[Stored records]
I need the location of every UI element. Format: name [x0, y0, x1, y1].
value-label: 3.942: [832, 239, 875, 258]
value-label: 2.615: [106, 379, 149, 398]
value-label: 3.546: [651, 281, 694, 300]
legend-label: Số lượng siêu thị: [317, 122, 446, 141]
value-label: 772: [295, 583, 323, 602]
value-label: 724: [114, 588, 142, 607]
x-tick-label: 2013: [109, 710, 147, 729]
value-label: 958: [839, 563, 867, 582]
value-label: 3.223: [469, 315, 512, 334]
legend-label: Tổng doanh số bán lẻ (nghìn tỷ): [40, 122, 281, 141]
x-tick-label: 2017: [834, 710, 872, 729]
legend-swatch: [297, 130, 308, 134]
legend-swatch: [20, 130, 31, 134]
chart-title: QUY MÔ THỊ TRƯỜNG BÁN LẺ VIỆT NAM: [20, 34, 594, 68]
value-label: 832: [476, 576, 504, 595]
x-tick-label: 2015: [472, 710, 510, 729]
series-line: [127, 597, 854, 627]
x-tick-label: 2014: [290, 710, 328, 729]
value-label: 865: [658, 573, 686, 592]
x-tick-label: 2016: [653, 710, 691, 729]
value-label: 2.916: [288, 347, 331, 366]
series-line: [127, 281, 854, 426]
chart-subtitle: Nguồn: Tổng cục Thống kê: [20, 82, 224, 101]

▶ WHAT THE TASK ASKS: Present every line of the records above as a numbered list, leaving out any blank lines.

▶ FINISHED EXERCISE:
1. I need the location of every UI element. Format: name [x0, y0, x1, y1].
2. value-label: 3.942: [832, 239, 875, 258]
3. value-label: 2.615: [106, 379, 149, 398]
4. value-label: 3.546: [651, 281, 694, 300]
5. legend-label: Số lượng siêu thị: [317, 122, 446, 141]
6. value-label: 772: [295, 583, 323, 602]
7. value-label: 724: [114, 588, 142, 607]
8. x-tick-label: 2013: [109, 710, 147, 729]
9. value-label: 958: [839, 563, 867, 582]
10. value-label: 3.223: [469, 315, 512, 334]
11. legend-label: Tổng doanh số bán lẻ (nghìn tỷ): [40, 122, 281, 141]
12. x-tick-label: 2017: [834, 710, 872, 729]
13. legend-swatch: [297, 130, 308, 134]
14. legend-swatch: [20, 130, 31, 134]
15. chart-title: QUY MÔ THỊ TRƯỜNG BÁN LẺ VIỆT NAM: [20, 34, 594, 68]
16. value-label: 832: [476, 576, 504, 595]
17. x-tick-label: 2015: [472, 710, 510, 729]
18. series-line: [127, 597, 854, 627]
19. x-tick-label: 2014: [290, 710, 328, 729]
20. value-label: 865: [658, 573, 686, 592]
21. x-tick-label: 2016: [653, 710, 691, 729]
22. value-label: 2.916: [288, 347, 331, 366]
23. series-line: [127, 281, 854, 426]
24. chart-subtitle: Nguồn: Tổng cục Thống kê: [20, 82, 224, 101]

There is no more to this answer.